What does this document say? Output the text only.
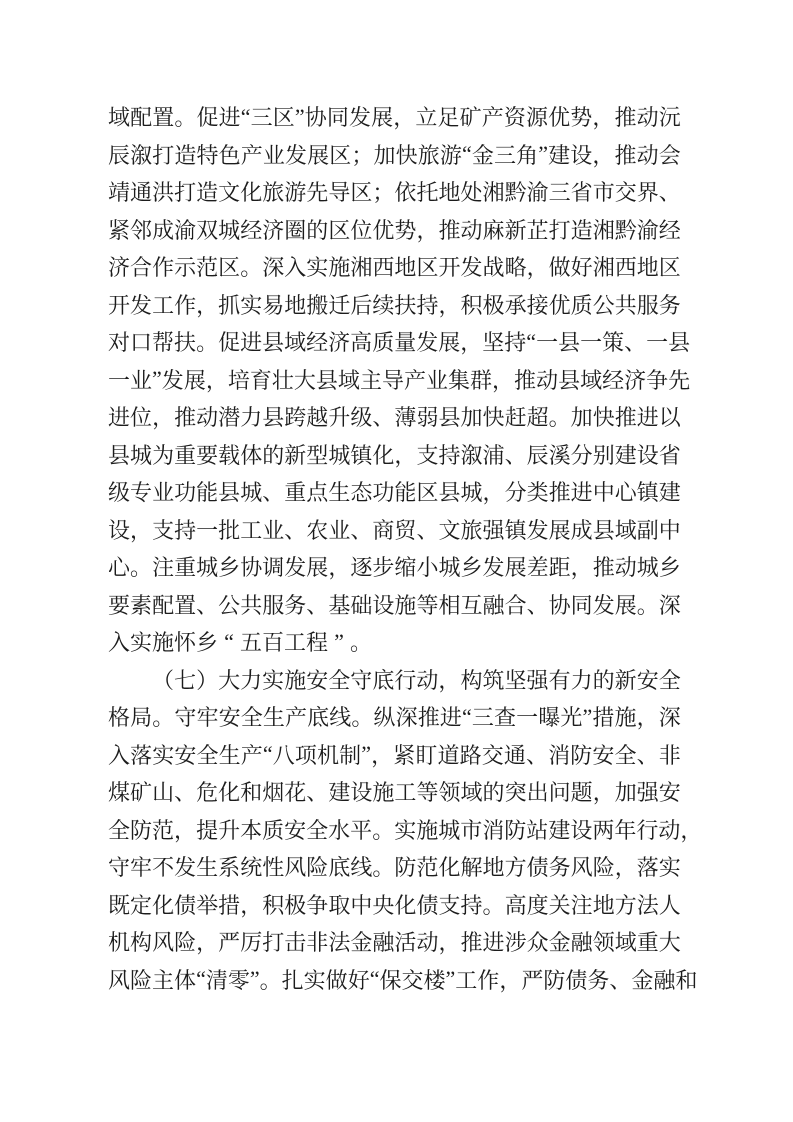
域 配 置 。 促 进 “ 三 区 ” 协 同 发 展 ， 立 足 矿 产 资 源 优 势 ， 推 动 沅
辰 溆 打 造 特 色 产 业 发 展 区 ； 加 快 旅 游 “ 金 三 角 ” 建 设 ， 推 动 会
靖 通 洪 打 造 文 化 旅 游 先 导 区 ； 依 托 地 处 湘 黔 渝 三 省 市 交 界 、
紧 邻 成 渝 双 城 经 济 圈 的 区 位 优 势 ， 推 动 麻 新 芷 打 造 湘 黔 渝 经
济 合 作 示 范 区 。 深 入 实 施 湘 西 地 区 开 发 战 略 ， 做 好 湘 西 地 区
开 发 工 作 ， 抓 实 易 地 搬 迁 后 续 扶 持 ， 积 极 承 接 优 质 公 共 服 务
对 口 帮 扶 。 促 进 县 域 经 济 高 质 量 发 展 ， 坚 持 “ 一 县 一 策 、 一 县
一 业 ” 发 展 ， 培 育 壮 大 县 域 主 导 产 业 集 群 ， 推 动 县 域 经 济 争 先
进 位 ， 推 动 潜 力 县 跨 越 升 级 、 薄 弱 县 加 快 赶 超 。 加 快 推 进 以
县 城 为 重 要 载 体 的 新 型 城 镇 化 ， 支 持 溆 浦 、 辰 溪 分 别 建 设 省
级 专 业 功 能 县 城 、 重 点 生 态 功 能 区 县 城 ， 分 类 推 进 中 心 镇 建
设 ， 支 持 一 批 工 业 、 农 业 、 商 贸 、 文 旅 强 镇 发 展 成 县 域 副 中
心 。 注 重 城 乡 协 调 发 展 ， 逐 步 缩 小 城 乡 发 展 差 距 ， 推 动 城 乡
要 素 配 置 、 公 共 服 务 、 基 础 设 施 等 相 互 融 合 、 协 同 发 展 。 深
入 实 施 怀 乡 “ 五 百 工 程 ” 。
（ 七 ） 大 力 实 施 安 全 守 底 行 动 ， 构 筑 坚 强 有 力 的 新 安 全
格 局 。 守 牢 安 全 生 产 底 线 。 纵 深 推 进 “ 三 查 一 曝 光 ” 措 施 ， 深
入 落 实 安 全 生 产 “ 八 项 机 制 ” ， 紧 盯 道 路 交 通 、 消 防 安 全 、 非
煤 矿 山 、 危 化 和 烟 花 、 建 设 施 工 等 领 域 的 突 出 问 题 ， 加 强 安
全 防 范 ， 提 升 本 质 安 全 水 平 。 实 施 城 市 消 防 站 建 设 两 年 行 动 ，
守 牢 不 发 生 系 统 性 风 险 底 线 。 防 范 化 解 地 方 债 务 风 险 ， 落 实
既 定 化 债 举 措 ， 积 极 争 取 中 央 化 债 支 持 。 高 度 关 注 地 方 法 人
机 构 风 险 ， 严 厉 打 击 非 法 金 融 活 动 ， 推 进 涉 众 金 融 领 域 重 大
风 险 主 体 “ 清 零 ” 。 扎 实 做 好 “ 保 交 楼 ” 工 作 ， 严 防 债 务 、 金 融 和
━━━━━━━━
WHAT TO PRODUCE:
Leave the pictures out and write out every entry exactly as given.

TASK RESPONSE:
What does this document say? Output the text only.
域 配 置 。 促 进 “ 三 区 ” 协 同 发 展 ， 立 足 矿 产 资 源 优 势 ， 推 动 沅
辰 溆 打 造 特 色 产 业 发 展 区 ； 加 快 旅 游 “ 金 三 角 ” 建 设 ， 推 动 会
靖 通 洪 打 造 文 化 旅 游 先 导 区 ； 依 托 地 处 湘 黔 渝 三 省 市 交 界 、
紧 邻 成 渝 双 城 经 济 圈 的 区 位 优 势 ， 推 动 麻 新 芷 打 造 湘 黔 渝 经
济 合 作 示 范 区 。 深 入 实 施 湘 西 地 区 开 发 战 略 ， 做 好 湘 西 地 区
开 发 工 作 ， 抓 实 易 地 搬 迁 后 续 扶 持 ， 积 极 承 接 优 质 公 共 服 务
对 口 帮 扶 。 促 进 县 域 经 济 高 质 量 发 展 ， 坚 持 “ 一 县 一 策 、 一 县
一 业 ” 发 展 ， 培 育 壮 大 县 域 主 导 产 业 集 群 ， 推 动 县 域 经 济 争 先
进 位 ， 推 动 潜 力 县 跨 越 升 级 、 薄 弱 县 加 快 赶 超 。 加 快 推 进 以
县 城 为 重 要 载 体 的 新 型 城 镇 化 ， 支 持 溆 浦 、 辰 溪 分 别 建 设 省
级 专 业 功 能 县 城 、 重 点 生 态 功 能 区 县 城 ， 分 类 推 进 中 心 镇 建
设 ， 支 持 一 批 工 业 、 农 业 、 商 贸 、 文 旅 强 镇 发 展 成 县 域 副 中
心 。 注 重 城 乡 协 调 发 展 ， 逐 步 缩 小 城 乡 发 展 差 距 ， 推 动 城 乡
要 素 配 置 、 公 共 服 务 、 基 础 设 施 等 相 互 融 合 、 协 同 发 展 。 深
入 实 施 怀 乡 “ 五 百 工 程 ” 。
（ 七 ） 大 力 实 施 安 全 守 底 行 动 ， 构 筑 坚 强 有 力 的 新 安 全
格 局 。 守 牢 安 全 生 产 底 线 。 纵 深 推 进 “ 三 查 一 曝 光 ” 措 施 ， 深
入 落 实 安 全 生 产 “ 八 项 机 制 ” ， 紧 盯 道 路 交 通 、 消 防 安 全 、 非
煤 矿 山 、 危 化 和 烟 花 、 建 设 施 工 等 领 域 的 突 出 问 题 ， 加 强 安
全 防 范 ， 提 升 本 质 安 全 水 平 。 实 施 城 市 消 防 站 建 设 两 年 行 动 ，
守 牢 不 发 生 系 统 性 风 险 底 线 。 防 范 化 解 地 方 债 务 风 险 ， 落 实
既 定 化 债 举 措 ， 积 极 争 取 中 央 化 债 支 持 。 高 度 关 注 地 方 法 人
机 构 风 险 ， 严 厉 打 击 非 法 金 融 活 动 ， 推 进 涉 众 金 融 领 域 重 大
风 险 主 体 “ 清 零 ” 。 扎 实 做 好 “ 保 交 楼 ” 工 作 ， 严 防 债 务 、 金 融 和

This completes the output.